[Problem description]
For each line below that includes the word "label", make a copy.

[Recorded information]
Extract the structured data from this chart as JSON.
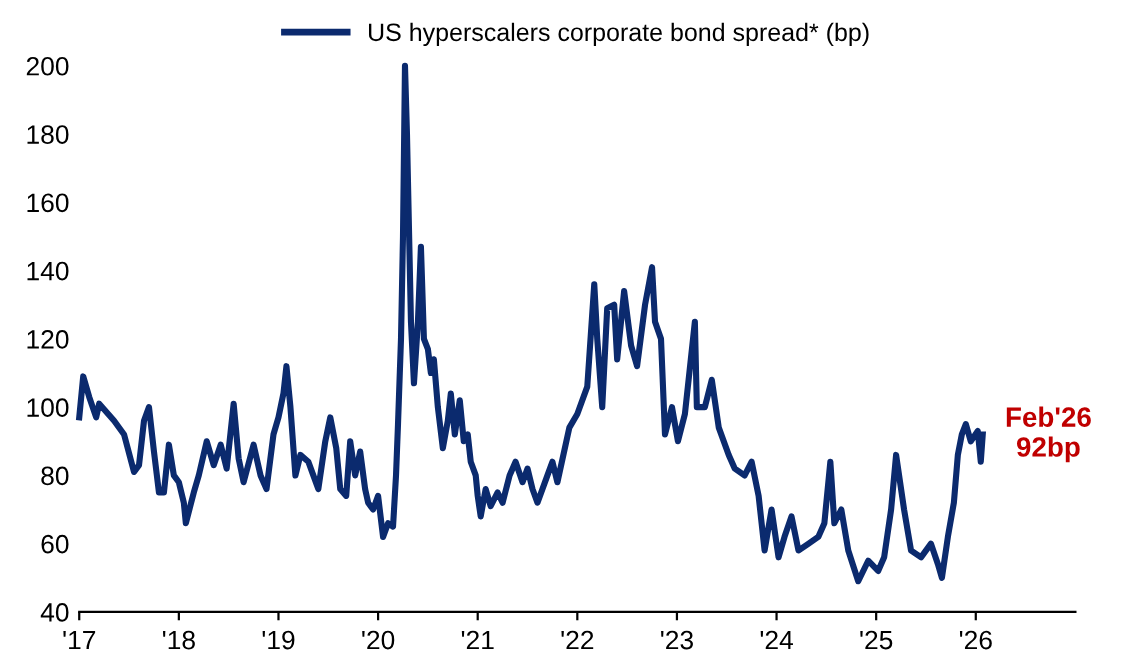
{
  "chart_data": {
    "type": "line",
    "x": [
      2017.0,
      2017.04,
      2017.1,
      2017.17,
      2017.2,
      2017.35,
      2017.45,
      2017.55,
      2017.6,
      2017.65,
      2017.7,
      2017.75,
      2017.8,
      2017.85,
      2017.9,
      2017.95,
      2018.0,
      2018.05,
      2018.07,
      2018.15,
      2018.2,
      2018.28,
      2018.35,
      2018.42,
      2018.48,
      2018.55,
      2018.6,
      2018.65,
      2018.75,
      2018.82,
      2018.88,
      2018.95,
      2019.0,
      2019.05,
      2019.08,
      2019.12,
      2019.17,
      2019.22,
      2019.3,
      2019.35,
      2019.4,
      2019.47,
      2019.52,
      2019.58,
      2019.62,
      2019.68,
      2019.72,
      2019.77,
      2019.82,
      2019.87,
      2019.9,
      2019.95,
      2020.0,
      2020.05,
      2020.1,
      2020.15,
      2020.18,
      2020.2,
      2020.23,
      2020.25,
      2020.27,
      2020.29,
      2020.3,
      2020.33,
      2020.36,
      2020.4,
      2020.43,
      2020.46,
      2020.5,
      2020.53,
      2020.56,
      2020.6,
      2020.65,
      2020.7,
      2020.73,
      2020.77,
      2020.82,
      2020.86,
      2020.9,
      2020.93,
      2020.98,
      2021.0,
      2021.03,
      2021.08,
      2021.13,
      2021.2,
      2021.25,
      2021.32,
      2021.38,
      2021.45,
      2021.5,
      2021.55,
      2021.6,
      2021.7,
      2021.75,
      2021.8,
      2021.92,
      2022.0,
      2022.1,
      2022.17,
      2022.2,
      2022.25,
      2022.3,
      2022.37,
      2022.4,
      2022.47,
      2022.54,
      2022.6,
      2022.68,
      2022.75,
      2022.78,
      2022.84,
      2022.88,
      2022.95,
      2023.01,
      2023.08,
      2023.18,
      2023.2,
      2023.28,
      2023.35,
      2023.42,
      2023.52,
      2023.58,
      2023.68,
      2023.75,
      2023.82,
      2023.88,
      2023.95,
      2024.02,
      2024.08,
      2024.15,
      2024.22,
      2024.32,
      2024.42,
      2024.48,
      2024.54,
      2024.58,
      2024.65,
      2024.72,
      2024.82,
      2024.92,
      2025.02,
      2025.08,
      2025.15,
      2025.2,
      2025.28,
      2025.35,
      2025.45,
      2025.55,
      2025.62,
      2025.66,
      2025.72,
      2025.78,
      2025.82,
      2025.86,
      2025.9,
      2025.95,
      2026.02,
      2026.05,
      2026.07
    ],
    "series": [
      {
        "name": "US hyperscalers corporate bond spread* (bp)",
        "color": "#0b2a6e",
        "values": [
          97,
          109,
          103,
          97,
          101,
          96,
          92,
          81,
          83,
          96,
          100,
          87,
          75,
          75,
          89,
          80,
          78,
          72,
          66,
          75,
          80,
          90,
          83,
          89,
          82,
          101,
          85,
          78,
          89,
          80,
          76,
          92,
          97,
          104,
          112,
          100,
          80,
          86,
          84,
          80,
          76,
          90,
          97,
          88,
          76,
          74,
          90,
          80,
          87,
          76,
          72,
          70,
          74,
          62,
          66,
          65,
          80,
          95,
          120,
          150,
          200,
          180,
          166,
          125,
          107,
          125,
          147,
          120,
          117,
          110,
          114,
          100,
          88,
          96,
          104,
          92,
          102,
          90,
          92,
          84,
          80,
          74,
          68,
          76,
          71,
          75,
          72,
          80,
          84,
          78,
          82,
          76,
          72,
          80,
          84,
          78,
          94,
          98,
          106,
          136,
          120,
          100,
          129,
          130,
          114,
          134,
          118,
          112,
          130,
          141,
          125,
          120,
          92,
          100,
          90,
          98,
          125,
          100,
          100,
          108,
          94,
          86,
          82,
          80,
          84,
          74,
          58,
          70,
          56,
          62,
          68,
          58,
          60,
          62,
          66,
          84,
          66,
          70,
          58,
          49,
          55,
          52,
          56,
          70,
          86,
          70,
          58,
          56,
          60,
          54,
          50,
          62,
          72,
          86,
          92,
          95,
          90,
          93,
          84,
          92
        ]
      }
    ],
    "xlim": [
      2017,
      2027
    ],
    "ylim": [
      40,
      200
    ],
    "xticks": [
      {
        "value": 2017,
        "label": "'17"
      },
      {
        "value": 2018,
        "label": "'18"
      },
      {
        "value": 2019,
        "label": "'19"
      },
      {
        "value": 2020,
        "label": "'20"
      },
      {
        "value": 2021,
        "label": "'21"
      },
      {
        "value": 2022,
        "label": "'22"
      },
      {
        "value": 2023,
        "label": "'23"
      },
      {
        "value": 2024,
        "label": "'24"
      },
      {
        "value": 2025,
        "label": "'25"
      },
      {
        "value": 2026,
        "label": "'26"
      }
    ],
    "yticks": [
      40,
      60,
      80,
      100,
      120,
      140,
      160,
      180,
      200
    ],
    "annotations": [
      {
        "text": "Feb'26\n92bp",
        "x": 2026.07,
        "y": 92
      }
    ],
    "legend": "top",
    "grid": false,
    "line_style": "solid",
    "marker": "none"
  }
}
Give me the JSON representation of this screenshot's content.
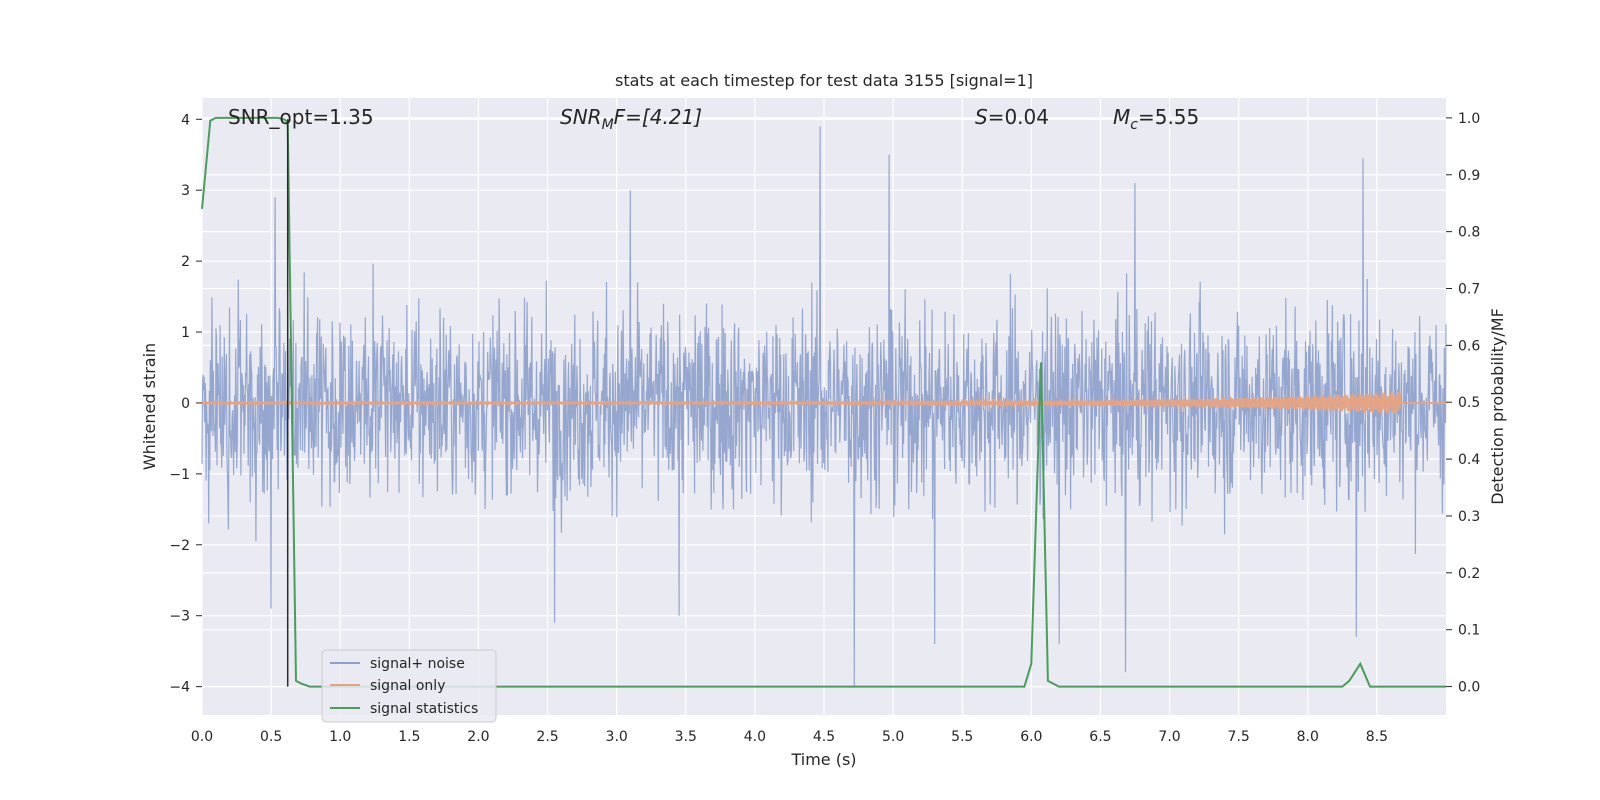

[The output]
        "label": "'17"
        "label": "'18"
        "label": "'19"
        "label": "'20"
        "label": "'21"
        "label": "'22"
        "label": "'23"
        "label": "'24"
        "label": "'25"
        "label": "'26"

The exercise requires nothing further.